• _PROVIDED MATERIAL_:
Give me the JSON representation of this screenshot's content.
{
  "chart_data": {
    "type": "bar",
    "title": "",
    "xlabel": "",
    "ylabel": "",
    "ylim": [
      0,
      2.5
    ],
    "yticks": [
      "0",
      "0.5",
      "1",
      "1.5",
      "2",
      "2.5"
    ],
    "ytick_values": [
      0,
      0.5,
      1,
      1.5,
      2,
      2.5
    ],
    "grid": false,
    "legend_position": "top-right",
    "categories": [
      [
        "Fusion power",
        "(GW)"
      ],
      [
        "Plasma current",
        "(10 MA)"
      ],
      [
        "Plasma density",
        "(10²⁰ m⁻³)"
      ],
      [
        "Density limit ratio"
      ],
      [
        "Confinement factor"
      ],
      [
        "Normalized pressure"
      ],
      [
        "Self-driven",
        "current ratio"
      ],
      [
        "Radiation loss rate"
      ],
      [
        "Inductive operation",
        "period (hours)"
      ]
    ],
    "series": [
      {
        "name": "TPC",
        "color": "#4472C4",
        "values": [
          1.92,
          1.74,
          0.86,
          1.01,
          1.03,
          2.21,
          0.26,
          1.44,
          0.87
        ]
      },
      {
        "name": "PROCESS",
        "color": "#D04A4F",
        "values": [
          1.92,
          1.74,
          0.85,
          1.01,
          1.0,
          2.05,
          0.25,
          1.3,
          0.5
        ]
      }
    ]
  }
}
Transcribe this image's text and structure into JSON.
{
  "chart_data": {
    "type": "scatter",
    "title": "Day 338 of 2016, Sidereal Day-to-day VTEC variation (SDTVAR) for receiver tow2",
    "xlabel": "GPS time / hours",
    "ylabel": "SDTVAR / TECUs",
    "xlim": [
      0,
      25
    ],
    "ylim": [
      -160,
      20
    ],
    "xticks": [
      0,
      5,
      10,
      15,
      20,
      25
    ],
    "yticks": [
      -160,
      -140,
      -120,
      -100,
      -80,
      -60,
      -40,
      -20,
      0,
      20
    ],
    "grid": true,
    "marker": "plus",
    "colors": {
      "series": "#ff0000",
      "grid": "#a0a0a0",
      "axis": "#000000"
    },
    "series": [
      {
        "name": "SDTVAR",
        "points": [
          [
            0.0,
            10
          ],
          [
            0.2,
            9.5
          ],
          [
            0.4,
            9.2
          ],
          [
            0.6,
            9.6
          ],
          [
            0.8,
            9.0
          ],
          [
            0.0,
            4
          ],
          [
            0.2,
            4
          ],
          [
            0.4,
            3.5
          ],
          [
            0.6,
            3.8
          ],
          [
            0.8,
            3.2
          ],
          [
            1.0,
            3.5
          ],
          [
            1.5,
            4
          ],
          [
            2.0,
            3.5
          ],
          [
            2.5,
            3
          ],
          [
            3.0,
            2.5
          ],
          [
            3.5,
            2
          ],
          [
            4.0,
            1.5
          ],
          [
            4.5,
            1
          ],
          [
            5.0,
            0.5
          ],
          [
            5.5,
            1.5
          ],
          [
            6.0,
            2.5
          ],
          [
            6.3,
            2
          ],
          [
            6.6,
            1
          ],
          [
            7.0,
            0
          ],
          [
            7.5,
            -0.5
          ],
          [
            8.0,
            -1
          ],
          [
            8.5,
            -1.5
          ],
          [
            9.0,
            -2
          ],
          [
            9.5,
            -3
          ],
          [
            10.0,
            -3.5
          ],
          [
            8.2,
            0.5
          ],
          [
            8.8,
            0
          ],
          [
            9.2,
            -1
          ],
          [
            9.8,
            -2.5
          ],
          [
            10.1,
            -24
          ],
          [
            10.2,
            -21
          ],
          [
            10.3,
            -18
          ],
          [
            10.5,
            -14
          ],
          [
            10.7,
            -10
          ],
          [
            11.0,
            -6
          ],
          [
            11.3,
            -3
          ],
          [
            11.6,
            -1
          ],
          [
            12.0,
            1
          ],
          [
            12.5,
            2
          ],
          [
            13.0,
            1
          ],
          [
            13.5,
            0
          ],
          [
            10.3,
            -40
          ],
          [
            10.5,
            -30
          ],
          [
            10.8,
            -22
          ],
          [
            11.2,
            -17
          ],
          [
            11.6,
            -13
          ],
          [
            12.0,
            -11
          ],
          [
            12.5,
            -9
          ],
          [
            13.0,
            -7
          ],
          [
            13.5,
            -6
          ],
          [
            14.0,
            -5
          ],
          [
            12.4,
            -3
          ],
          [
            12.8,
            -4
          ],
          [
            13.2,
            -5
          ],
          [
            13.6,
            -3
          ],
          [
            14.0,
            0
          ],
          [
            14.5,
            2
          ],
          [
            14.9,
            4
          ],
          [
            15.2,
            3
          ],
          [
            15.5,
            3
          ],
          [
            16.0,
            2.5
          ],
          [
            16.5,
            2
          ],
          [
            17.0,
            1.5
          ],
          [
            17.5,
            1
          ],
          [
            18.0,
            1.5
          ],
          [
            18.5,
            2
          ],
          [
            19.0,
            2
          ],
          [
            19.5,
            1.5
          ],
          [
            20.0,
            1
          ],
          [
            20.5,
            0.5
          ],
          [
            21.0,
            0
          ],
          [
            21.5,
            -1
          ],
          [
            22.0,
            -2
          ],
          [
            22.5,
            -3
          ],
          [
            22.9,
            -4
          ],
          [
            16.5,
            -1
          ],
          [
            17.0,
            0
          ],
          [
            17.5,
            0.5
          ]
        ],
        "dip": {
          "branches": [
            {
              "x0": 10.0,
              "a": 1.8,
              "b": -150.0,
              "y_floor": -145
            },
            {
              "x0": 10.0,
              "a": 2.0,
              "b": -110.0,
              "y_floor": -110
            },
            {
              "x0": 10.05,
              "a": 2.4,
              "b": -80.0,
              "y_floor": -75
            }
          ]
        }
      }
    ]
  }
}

• _CHALLENGE_: Give back the whole listing exactly as it reads.

• _PROBLEM SOLUTION_:
Give me the JSON representation of this screenshot's content.
{
  "chart_data": {
    "type": "bar",
    "title": "",
    "xlabel": "",
    "ylabel": "",
    "ylim": [
      0,
      2.5
    ],
    "yticks": [
      "0",
      "0.5",
      "1",
      "1.5",
      "2",
      "2.5"
    ],
    "ytick_values": [
      0,
      0.5,
      1,
      1.5,
      2,
      2.5
    ],
    "grid": false,
    "legend_position": "top-right",
    "categories": [
      [
        "Fusion power",
        "(GW)"
      ],
      [
        "Plasma current",
        "(10 MA)"
      ],
      [
        "Plasma density",
        "(10²⁰ m⁻³)"
      ],
      [
        "Density limit ratio"
      ],
      [
        "Confinement factor"
      ],
      [
        "Normalized pressure"
      ],
      [
        "Self-driven",
        "current ratio"
      ],
      [
        "Radiation loss rate"
      ],
      [
        "Inductive operation",
        "period (hours)"
      ]
    ],
    "series": [
      {
        "name": "TPC",
        "color": "#4472C4",
        "values": [
          1.92,
          1.74,
          0.86,
          1.01,
          1.03,
          2.21,
          0.26,
          1.44,
          0.87
        ]
      },
      {
        "name": "PROCESS",
        "color": "#D04A4F",
        "values": [
          1.92,
          1.74,
          0.85,
          1.01,
          1.0,
          2.05,
          0.25,
          1.3,
          0.5
        ]
      }
    ]
  }
}
Transcribe this image's text and structure into JSON.
{
  "chart_data": {
    "type": "scatter",
    "title": "Day 338 of 2016, Sidereal Day-to-day VTEC variation (SDTVAR) for receiver tow2",
    "xlabel": "GPS time / hours",
    "ylabel": "SDTVAR / TECUs",
    "xlim": [
      0,
      25
    ],
    "ylim": [
      -160,
      20
    ],
    "xticks": [
      0,
      5,
      10,
      15,
      20,
      25
    ],
    "yticks": [
      -160,
      -140,
      -120,
      -100,
      -80,
      -60,
      -40,
      -20,
      0,
      20
    ],
    "grid": true,
    "marker": "plus",
    "colors": {
      "series": "#ff0000",
      "grid": "#a0a0a0",
      "axis": "#000000"
    },
    "series": [
      {
        "name": "SDTVAR",
        "points": [
          [
            0.0,
            10
          ],
          [
            0.2,
            9.5
          ],
          [
            0.4,
            9.2
          ],
          [
            0.6,
            9.6
          ],
          [
            0.8,
            9.0
          ],
          [
            0.0,
            4
          ],
          [
            0.2,
            4
          ],
          [
            0.4,
            3.5
          ],
          [
            0.6,
            3.8
          ],
          [
            0.8,
            3.2
          ],
          [
            1.0,
            3.5
          ],
          [
            1.5,
            4
          ],
          [
            2.0,
            3.5
          ],
          [
            2.5,
            3
          ],
          [
            3.0,
            2.5
          ],
          [
            3.5,
            2
          ],
          [
            4.0,
            1.5
          ],
          [
            4.5,
            1
          ],
          [
            5.0,
            0.5
          ],
          [
            5.5,
            1.5
          ],
          [
            6.0,
            2.5
          ],
          [
            6.3,
            2
          ],
          [
            6.6,
            1
          ],
          [
            7.0,
            0
          ],
          [
            7.5,
            -0.5
          ],
          [
            8.0,
            -1
          ],
          [
            8.5,
            -1.5
          ],
          [
            9.0,
            -2
          ],
          [
            9.5,
            -3
          ],
          [
            10.0,
            -3.5
          ],
          [
            8.2,
            0.5
          ],
          [
            8.8,
            0
          ],
          [
            9.2,
            -1
          ],
          [
            9.8,
            -2.5
          ],
          [
            10.1,
            -24
          ],
          [
            10.2,
            -21
          ],
          [
            10.3,
            -18
          ],
          [
            10.5,
            -14
          ],
          [
            10.7,
            -10
          ],
          [
            11.0,
            -6
          ],
          [
            11.3,
            -3
          ],
          [
            11.6,
            -1
          ],
          [
            12.0,
            1
          ],
          [
            12.5,
            2
          ],
          [
            13.0,
            1
          ],
          [
            13.5,
            0
          ],
          [
            10.3,
            -40
          ],
          [
            10.5,
            -30
          ],
          [
            10.8,
            -22
          ],
          [
            11.2,
            -17
          ],
          [
            11.6,
            -13
          ],
          [
            12.0,
            -11
          ],
          [
            12.5,
            -9
          ],
          [
            13.0,
            -7
          ],
          [
            13.5,
            -6
          ],
          [
            14.0,
            -5
          ],
          [
            12.4,
            -3
          ],
          [
            12.8,
            -4
          ],
          [
            13.2,
            -5
          ],
          [
            13.6,
            -3
          ],
          [
            14.0,
            0
          ],
          [
            14.5,
            2
          ],
          [
            14.9,
            4
          ],
          [
            15.2,
            3
          ],
          [
            15.5,
            3
          ],
          [
            16.0,
            2.5
          ],
          [
            16.5,
            2
          ],
          [
            17.0,
            1.5
          ],
          [
            17.5,
            1
          ],
          [
            18.0,
            1.5
          ],
          [
            18.5,
            2
          ],
          [
            19.0,
            2
          ],
          [
            19.5,
            1.5
          ],
          [
            20.0,
            1
          ],
          [
            20.5,
            0.5
          ],
          [
            21.0,
            0
          ],
          [
            21.5,
            -1
          ],
          [
            22.0,
            -2
          ],
          [
            22.5,
            -3
          ],
          [
            22.9,
            -4
          ],
          [
            16.5,
            -1
          ],
          [
            17.0,
            0
          ],
          [
            17.5,
            0.5
          ]
        ],
        "dip": {
          "branches": [
            {
              "x0": 10.0,
              "a": 1.8,
              "b": -150.0,
              "y_floor": -145
            },
            {
              "x0": 10.0,
              "a": 2.0,
              "b": -110.0,
              "y_floor": -110
            },
            {
              "x0": 10.05,
              "a": 2.4,
              "b": -80.0,
              "y_floor": -75
            }
          ]
        }
      }
    ]
  }
}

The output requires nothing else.